PROBLEM DETAILS
Your answer should be a single number: the count of lines that include "ylabel".

# Start of ITEMS

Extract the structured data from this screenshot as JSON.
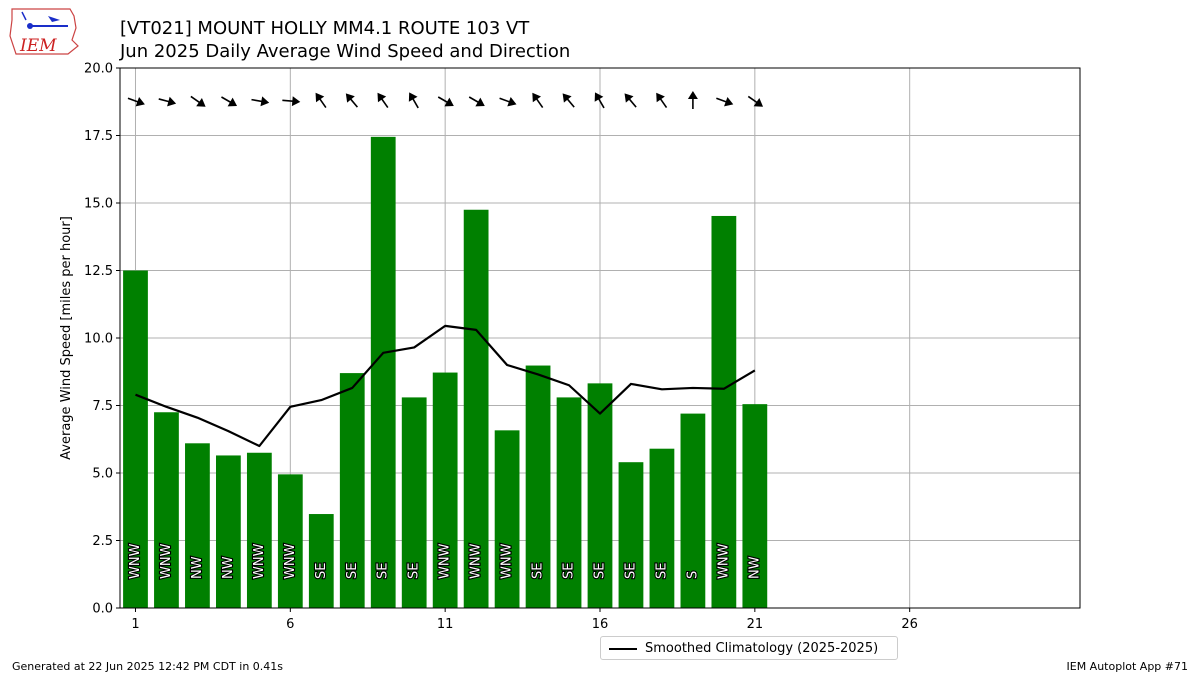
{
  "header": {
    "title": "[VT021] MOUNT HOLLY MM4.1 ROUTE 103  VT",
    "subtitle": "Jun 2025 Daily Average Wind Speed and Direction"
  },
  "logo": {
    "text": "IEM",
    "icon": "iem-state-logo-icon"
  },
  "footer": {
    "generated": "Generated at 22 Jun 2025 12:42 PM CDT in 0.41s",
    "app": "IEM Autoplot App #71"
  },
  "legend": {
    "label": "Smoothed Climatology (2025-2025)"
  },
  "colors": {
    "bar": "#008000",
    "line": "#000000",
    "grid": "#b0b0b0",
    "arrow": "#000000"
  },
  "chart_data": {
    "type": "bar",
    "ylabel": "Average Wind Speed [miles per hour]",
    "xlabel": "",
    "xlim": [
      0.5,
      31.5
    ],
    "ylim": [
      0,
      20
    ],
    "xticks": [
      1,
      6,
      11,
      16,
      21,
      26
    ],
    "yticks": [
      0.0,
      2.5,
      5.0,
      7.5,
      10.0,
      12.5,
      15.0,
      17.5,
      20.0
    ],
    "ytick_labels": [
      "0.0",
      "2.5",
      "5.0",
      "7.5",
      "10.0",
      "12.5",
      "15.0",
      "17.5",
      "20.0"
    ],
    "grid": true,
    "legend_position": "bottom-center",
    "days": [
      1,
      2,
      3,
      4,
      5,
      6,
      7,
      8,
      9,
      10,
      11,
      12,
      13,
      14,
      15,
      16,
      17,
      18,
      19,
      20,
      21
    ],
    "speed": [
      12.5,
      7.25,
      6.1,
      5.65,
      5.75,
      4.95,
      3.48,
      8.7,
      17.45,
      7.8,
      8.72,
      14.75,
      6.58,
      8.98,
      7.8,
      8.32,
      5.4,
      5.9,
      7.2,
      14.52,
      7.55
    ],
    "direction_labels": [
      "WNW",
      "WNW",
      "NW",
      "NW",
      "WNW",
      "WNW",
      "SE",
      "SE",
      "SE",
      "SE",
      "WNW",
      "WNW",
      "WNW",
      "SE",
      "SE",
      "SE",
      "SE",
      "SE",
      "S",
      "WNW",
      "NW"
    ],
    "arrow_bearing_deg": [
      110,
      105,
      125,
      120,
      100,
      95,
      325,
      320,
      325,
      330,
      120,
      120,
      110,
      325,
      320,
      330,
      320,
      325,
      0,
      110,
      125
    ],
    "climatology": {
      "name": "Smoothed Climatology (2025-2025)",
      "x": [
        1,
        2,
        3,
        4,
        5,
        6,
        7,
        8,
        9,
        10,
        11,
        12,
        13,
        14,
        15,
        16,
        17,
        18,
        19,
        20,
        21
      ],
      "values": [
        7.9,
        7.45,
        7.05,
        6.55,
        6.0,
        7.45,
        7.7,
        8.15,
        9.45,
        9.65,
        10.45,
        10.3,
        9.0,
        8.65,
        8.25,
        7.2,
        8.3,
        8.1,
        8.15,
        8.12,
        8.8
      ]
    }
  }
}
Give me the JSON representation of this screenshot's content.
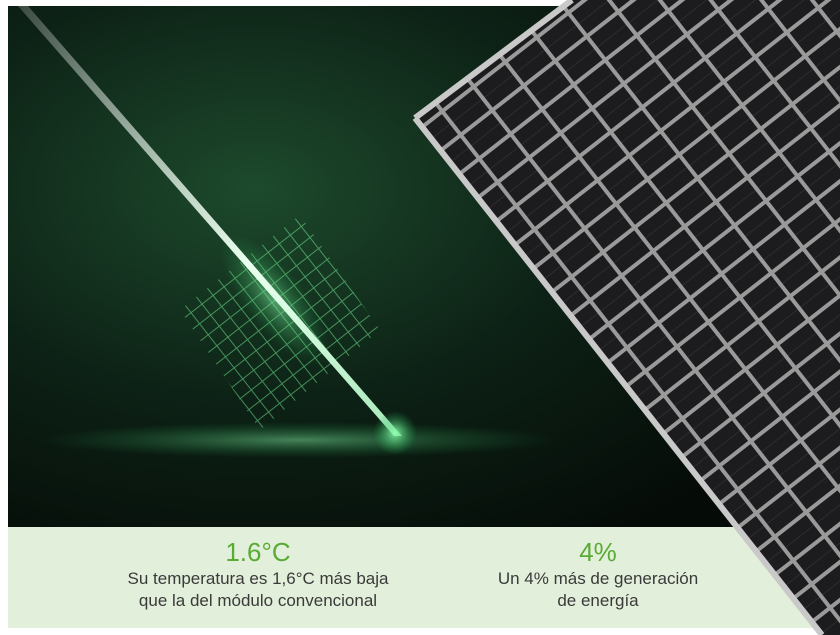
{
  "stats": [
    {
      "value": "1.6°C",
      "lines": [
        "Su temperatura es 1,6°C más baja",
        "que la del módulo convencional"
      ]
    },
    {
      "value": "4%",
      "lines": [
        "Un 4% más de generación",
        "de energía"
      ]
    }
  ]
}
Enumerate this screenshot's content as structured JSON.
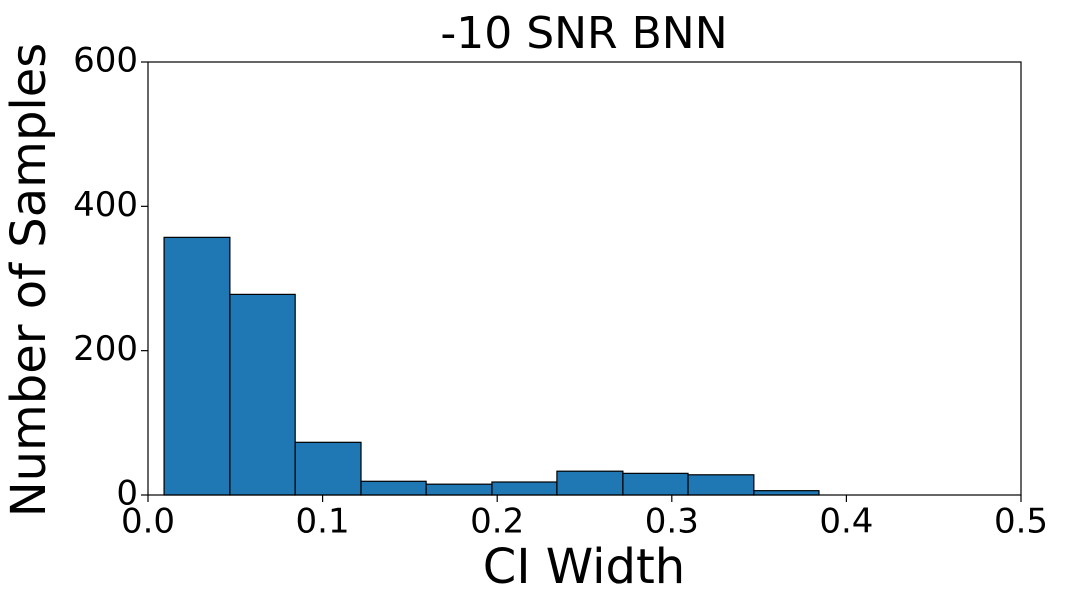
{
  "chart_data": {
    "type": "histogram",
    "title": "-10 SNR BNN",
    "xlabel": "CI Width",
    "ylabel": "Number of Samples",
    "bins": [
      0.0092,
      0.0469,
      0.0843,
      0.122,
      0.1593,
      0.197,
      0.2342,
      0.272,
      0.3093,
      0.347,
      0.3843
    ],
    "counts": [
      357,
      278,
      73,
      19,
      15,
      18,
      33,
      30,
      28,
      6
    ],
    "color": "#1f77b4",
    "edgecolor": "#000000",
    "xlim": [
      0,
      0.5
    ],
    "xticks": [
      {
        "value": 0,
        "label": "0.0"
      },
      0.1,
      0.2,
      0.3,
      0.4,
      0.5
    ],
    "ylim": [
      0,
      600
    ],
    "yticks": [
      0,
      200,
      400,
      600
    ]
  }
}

# End of ITEMS

CORRECT RESPONSE
2